--- Given instruction ---
Find each line with the word "Verfügbarkeit" and copy it.

(Entries from a visual dataset)
□ □ □ □ □
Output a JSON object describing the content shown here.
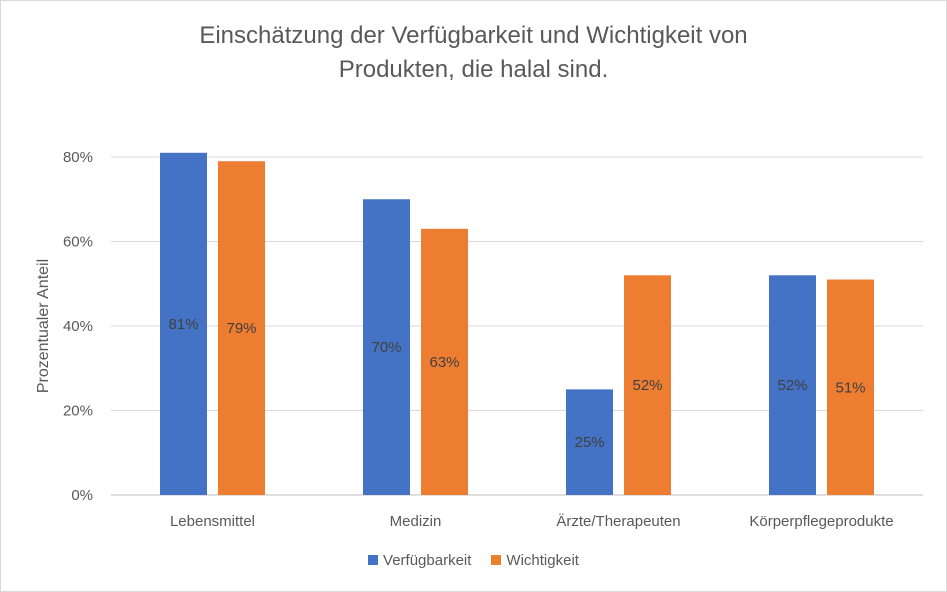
{
  "chart_data": {
    "type": "bar",
    "title_line1": "Einschätzung der Verfügbarkeit und Wichtigkeit von",
    "title_line2": "Produkten, die halal sind.",
    "xlabel": "",
    "ylabel": "Prozentualer Anteil",
    "ylim": [
      0,
      80
    ],
    "yticks": [
      "0%",
      "20%",
      "40%",
      "60%",
      "80%"
    ],
    "categories": [
      "Lebensmittel",
      "Medizin",
      "Ärzte/Therapeuten",
      "Körperpflegeprodukte"
    ],
    "series": [
      {
        "name": "Verfügbarkeit",
        "color": "#4472c4",
        "values": [
          81,
          70,
          25,
          52
        ],
        "labels": [
          "81%",
          "70%",
          "25%",
          "52%"
        ]
      },
      {
        "name": "Wichtigkeit",
        "color": "#ed7d31",
        "values": [
          79,
          63,
          52,
          51
        ],
        "labels": [
          "79%",
          "63%",
          "52%",
          "51%"
        ]
      }
    ],
    "grid": true,
    "legend": "bottom"
  }
}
□ □ □ □ □
--- The reply ---
    "title_line1": "Einschätzung der Verfügbarkeit und Wichtigkeit von",
        "name": "Verfügbarkeit",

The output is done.